- WHAT YOU ARE ASKED TO DO:
Say how many lines in the data below contain the word "показателя", and give no other text.

--- AVAILABLE RECORDS ---

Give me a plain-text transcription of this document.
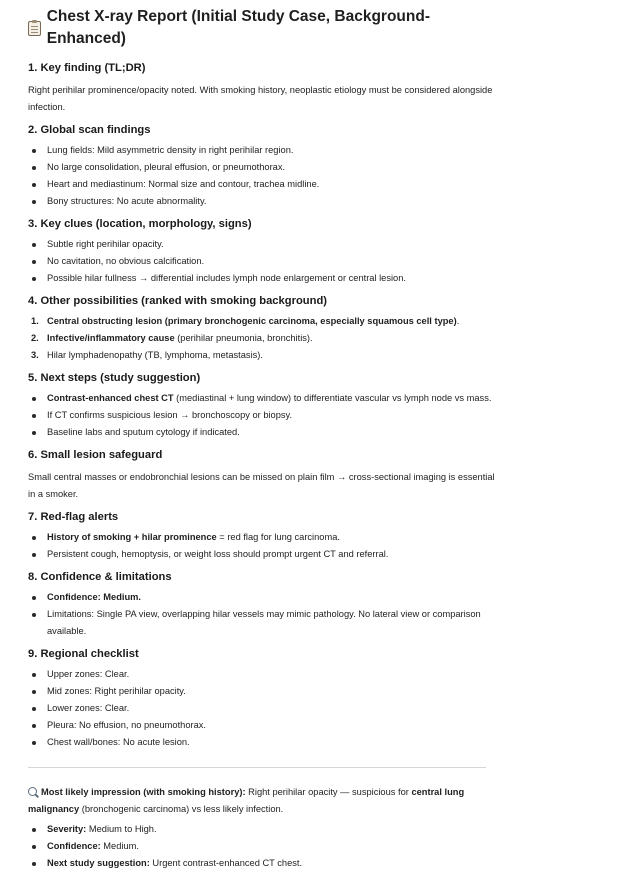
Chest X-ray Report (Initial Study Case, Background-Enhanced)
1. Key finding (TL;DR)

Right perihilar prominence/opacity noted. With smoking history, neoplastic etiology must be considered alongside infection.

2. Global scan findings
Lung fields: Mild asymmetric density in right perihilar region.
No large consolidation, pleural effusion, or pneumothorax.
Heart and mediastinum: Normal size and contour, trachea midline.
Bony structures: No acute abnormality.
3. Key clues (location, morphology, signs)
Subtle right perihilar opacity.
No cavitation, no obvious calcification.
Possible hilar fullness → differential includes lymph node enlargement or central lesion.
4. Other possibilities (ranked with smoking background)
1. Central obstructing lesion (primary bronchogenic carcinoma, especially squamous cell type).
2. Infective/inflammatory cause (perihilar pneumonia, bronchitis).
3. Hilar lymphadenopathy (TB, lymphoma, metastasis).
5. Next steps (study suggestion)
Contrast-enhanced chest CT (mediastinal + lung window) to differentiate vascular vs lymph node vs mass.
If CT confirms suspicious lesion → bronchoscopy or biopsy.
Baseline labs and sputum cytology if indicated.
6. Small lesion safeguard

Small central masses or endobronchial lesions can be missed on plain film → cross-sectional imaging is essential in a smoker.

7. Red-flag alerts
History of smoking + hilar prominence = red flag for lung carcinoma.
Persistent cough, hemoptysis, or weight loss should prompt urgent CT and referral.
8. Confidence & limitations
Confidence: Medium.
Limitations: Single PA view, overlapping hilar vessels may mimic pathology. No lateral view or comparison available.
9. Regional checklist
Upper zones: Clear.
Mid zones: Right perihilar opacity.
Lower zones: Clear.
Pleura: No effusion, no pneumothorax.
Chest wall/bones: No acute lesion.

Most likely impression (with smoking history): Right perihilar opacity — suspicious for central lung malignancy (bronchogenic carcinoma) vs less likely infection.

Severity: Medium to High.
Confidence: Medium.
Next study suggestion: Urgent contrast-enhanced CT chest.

---
--- AVAILABLE RECORDS ---

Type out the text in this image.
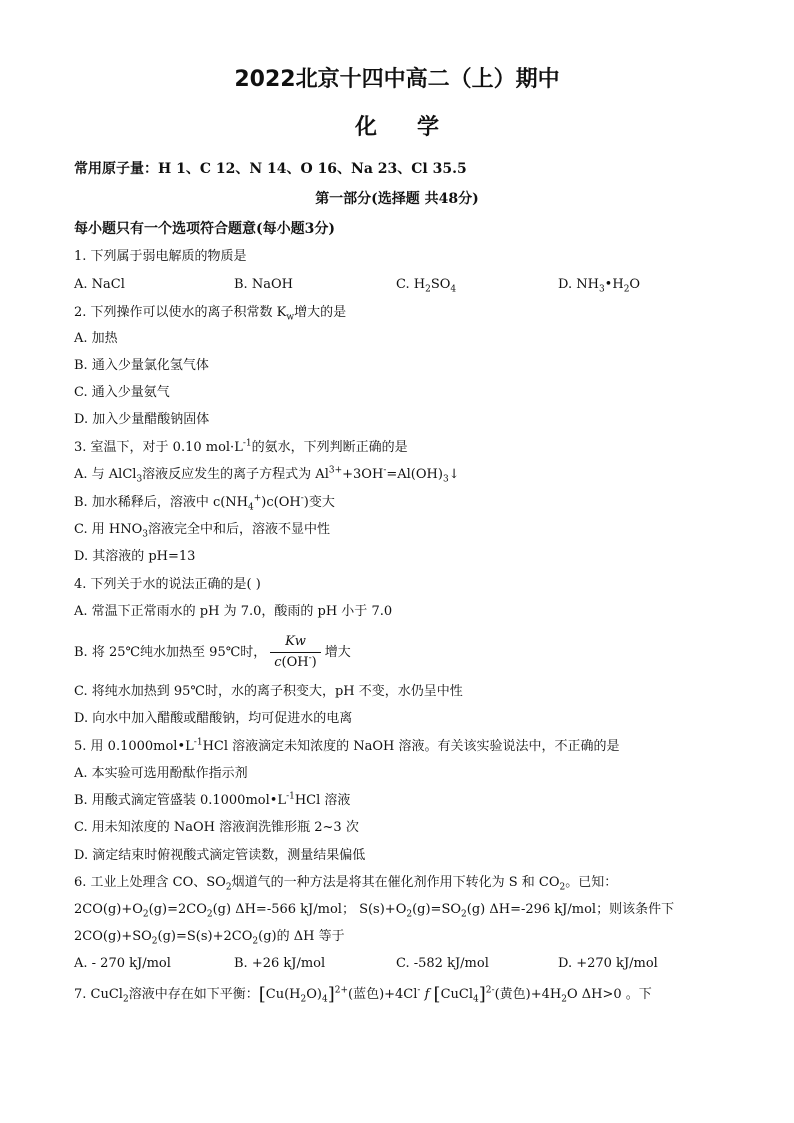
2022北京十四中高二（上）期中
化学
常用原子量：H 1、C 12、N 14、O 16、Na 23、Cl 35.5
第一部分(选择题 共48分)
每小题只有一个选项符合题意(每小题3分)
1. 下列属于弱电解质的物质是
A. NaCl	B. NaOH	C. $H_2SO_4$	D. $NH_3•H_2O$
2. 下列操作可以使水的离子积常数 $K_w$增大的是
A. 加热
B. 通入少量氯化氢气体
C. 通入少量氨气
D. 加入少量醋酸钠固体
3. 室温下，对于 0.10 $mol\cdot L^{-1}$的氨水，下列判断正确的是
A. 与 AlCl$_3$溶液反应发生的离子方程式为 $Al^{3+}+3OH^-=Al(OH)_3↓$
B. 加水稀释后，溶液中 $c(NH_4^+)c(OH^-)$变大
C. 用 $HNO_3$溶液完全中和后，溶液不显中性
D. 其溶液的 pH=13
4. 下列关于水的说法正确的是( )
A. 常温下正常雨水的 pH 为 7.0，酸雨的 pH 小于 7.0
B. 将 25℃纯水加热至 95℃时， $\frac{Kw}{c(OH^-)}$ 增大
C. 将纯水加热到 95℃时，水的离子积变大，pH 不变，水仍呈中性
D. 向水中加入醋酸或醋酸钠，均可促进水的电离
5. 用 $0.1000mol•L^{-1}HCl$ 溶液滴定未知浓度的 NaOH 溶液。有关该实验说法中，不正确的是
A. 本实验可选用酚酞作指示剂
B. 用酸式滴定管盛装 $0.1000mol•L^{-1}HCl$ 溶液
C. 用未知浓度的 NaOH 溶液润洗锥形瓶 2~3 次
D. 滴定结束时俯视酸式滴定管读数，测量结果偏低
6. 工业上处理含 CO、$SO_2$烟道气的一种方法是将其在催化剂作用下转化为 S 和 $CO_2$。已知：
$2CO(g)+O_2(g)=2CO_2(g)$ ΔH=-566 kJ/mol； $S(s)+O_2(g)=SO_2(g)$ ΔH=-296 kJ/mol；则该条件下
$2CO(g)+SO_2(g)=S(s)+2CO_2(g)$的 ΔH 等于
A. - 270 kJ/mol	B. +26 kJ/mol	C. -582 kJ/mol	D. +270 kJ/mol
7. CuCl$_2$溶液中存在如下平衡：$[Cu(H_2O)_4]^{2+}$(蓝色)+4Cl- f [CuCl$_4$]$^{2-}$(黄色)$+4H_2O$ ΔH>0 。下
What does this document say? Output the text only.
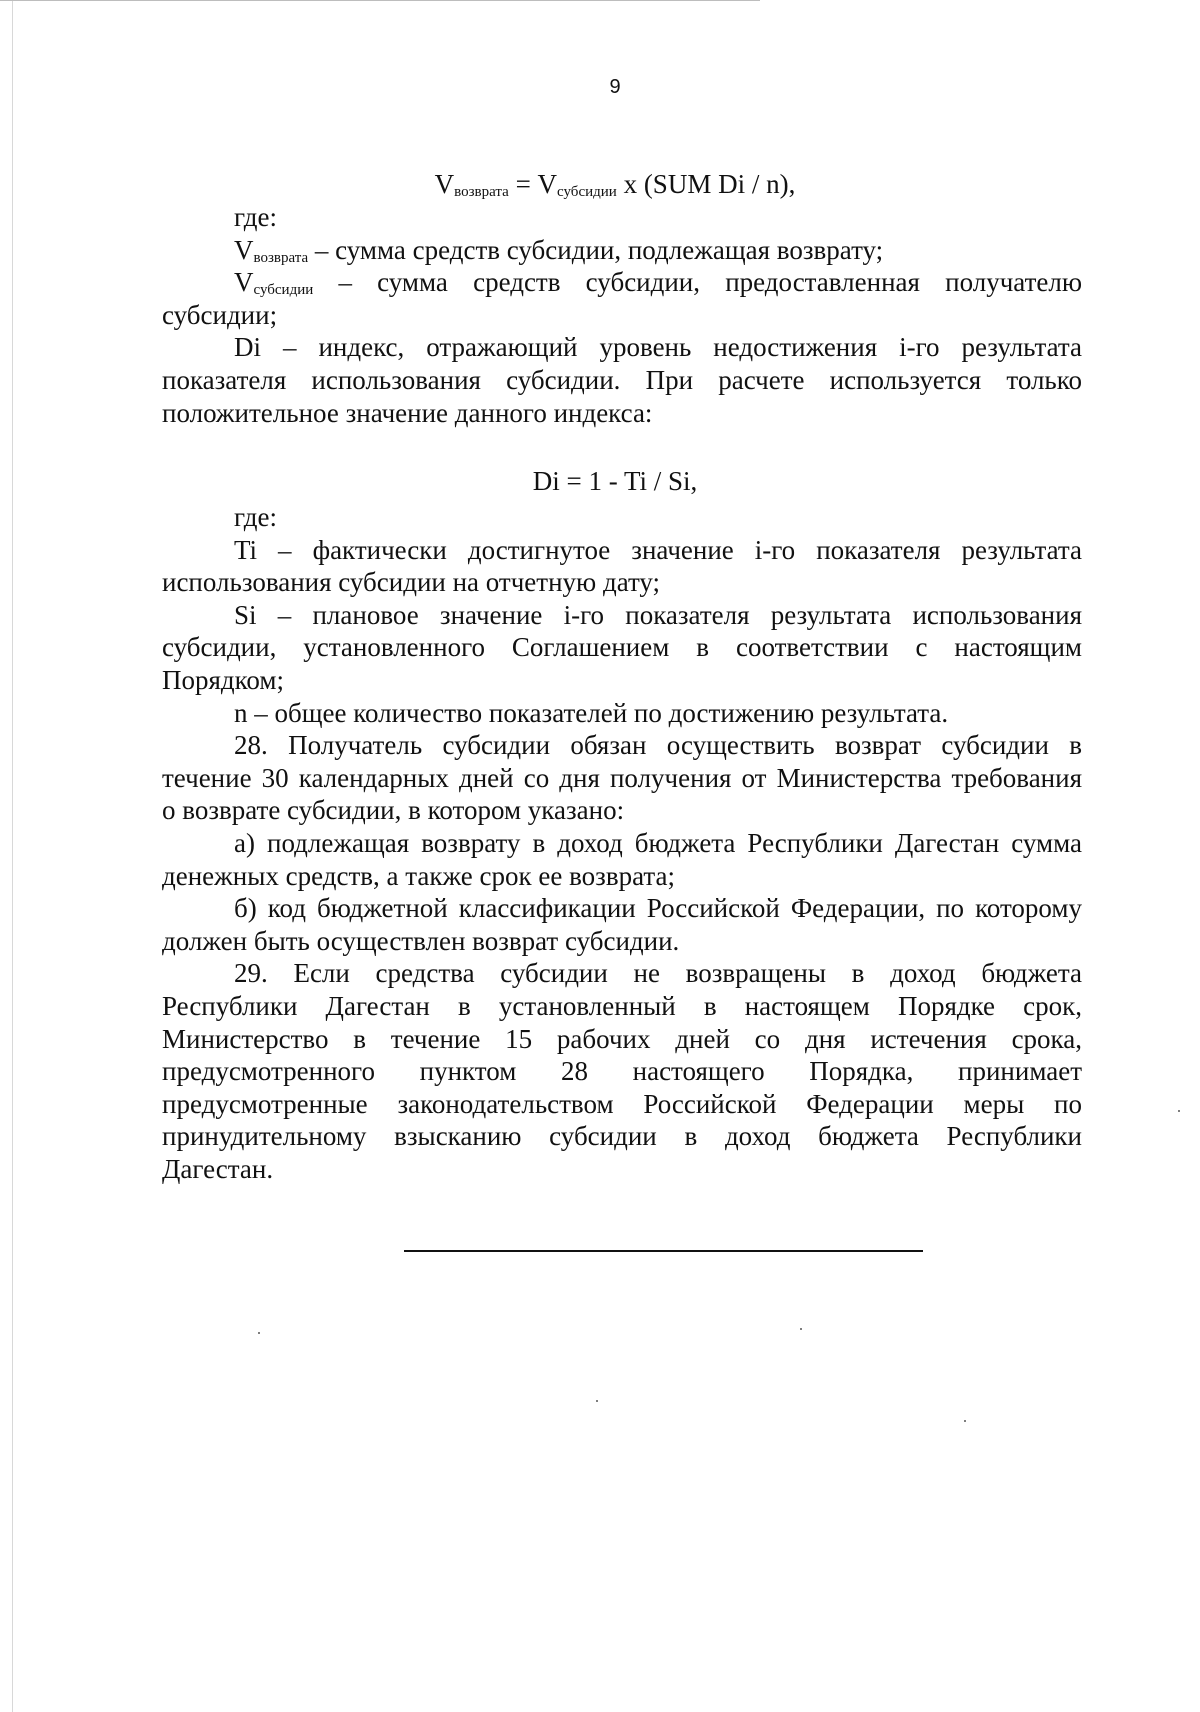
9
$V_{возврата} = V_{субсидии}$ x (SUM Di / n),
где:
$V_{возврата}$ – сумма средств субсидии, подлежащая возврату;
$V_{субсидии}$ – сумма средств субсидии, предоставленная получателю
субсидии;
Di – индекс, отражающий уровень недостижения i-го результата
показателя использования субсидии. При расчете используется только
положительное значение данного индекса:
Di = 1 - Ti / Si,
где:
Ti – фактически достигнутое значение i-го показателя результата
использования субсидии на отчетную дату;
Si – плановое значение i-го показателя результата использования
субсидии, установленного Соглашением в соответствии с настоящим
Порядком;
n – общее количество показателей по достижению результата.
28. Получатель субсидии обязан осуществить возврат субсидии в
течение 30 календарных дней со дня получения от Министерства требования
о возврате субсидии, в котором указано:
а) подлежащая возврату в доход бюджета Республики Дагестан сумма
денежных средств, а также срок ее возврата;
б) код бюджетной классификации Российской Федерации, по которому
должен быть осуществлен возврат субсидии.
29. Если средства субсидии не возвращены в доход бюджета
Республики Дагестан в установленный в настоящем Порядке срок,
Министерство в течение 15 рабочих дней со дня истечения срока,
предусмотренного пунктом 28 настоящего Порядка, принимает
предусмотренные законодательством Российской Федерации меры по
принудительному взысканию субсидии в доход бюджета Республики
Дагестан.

---
--- AVAILABLE RECORDS ---

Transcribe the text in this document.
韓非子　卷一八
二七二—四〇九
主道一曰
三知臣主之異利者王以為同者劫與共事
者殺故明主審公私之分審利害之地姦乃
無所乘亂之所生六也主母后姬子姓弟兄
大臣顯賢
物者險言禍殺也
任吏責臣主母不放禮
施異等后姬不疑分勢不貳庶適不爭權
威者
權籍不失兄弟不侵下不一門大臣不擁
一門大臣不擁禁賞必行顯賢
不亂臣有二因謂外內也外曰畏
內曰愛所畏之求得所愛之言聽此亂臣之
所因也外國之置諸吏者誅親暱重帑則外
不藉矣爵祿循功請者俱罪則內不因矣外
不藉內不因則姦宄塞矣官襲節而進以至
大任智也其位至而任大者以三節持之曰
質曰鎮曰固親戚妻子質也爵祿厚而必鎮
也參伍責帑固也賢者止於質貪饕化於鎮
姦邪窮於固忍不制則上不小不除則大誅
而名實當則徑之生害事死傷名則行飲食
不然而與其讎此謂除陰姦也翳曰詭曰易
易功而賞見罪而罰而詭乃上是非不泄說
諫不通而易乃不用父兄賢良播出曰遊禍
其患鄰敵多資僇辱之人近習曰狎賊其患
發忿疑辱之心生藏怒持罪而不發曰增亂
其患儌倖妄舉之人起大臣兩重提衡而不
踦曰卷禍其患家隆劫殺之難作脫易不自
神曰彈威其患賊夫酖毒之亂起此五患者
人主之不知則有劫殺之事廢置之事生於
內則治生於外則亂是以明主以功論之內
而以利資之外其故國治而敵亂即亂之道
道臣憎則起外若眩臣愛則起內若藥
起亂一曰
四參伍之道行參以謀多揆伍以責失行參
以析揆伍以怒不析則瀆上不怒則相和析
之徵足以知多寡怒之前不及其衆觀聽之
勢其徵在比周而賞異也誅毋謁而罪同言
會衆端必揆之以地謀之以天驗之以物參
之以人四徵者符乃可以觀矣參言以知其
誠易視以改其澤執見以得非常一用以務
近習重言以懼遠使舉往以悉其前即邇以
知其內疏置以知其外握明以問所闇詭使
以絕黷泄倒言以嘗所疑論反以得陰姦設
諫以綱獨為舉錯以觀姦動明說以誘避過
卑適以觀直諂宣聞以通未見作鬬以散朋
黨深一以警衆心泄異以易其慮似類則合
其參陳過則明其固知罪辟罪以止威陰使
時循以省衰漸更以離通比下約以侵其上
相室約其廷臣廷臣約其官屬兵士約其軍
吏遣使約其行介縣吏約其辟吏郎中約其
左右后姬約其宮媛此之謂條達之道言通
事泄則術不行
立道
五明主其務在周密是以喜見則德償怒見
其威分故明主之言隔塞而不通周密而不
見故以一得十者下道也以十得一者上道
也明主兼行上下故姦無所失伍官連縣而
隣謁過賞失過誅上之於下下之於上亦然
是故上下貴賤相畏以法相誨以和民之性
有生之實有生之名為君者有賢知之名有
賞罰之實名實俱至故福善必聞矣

---

- SOLVED EXERCISE:
3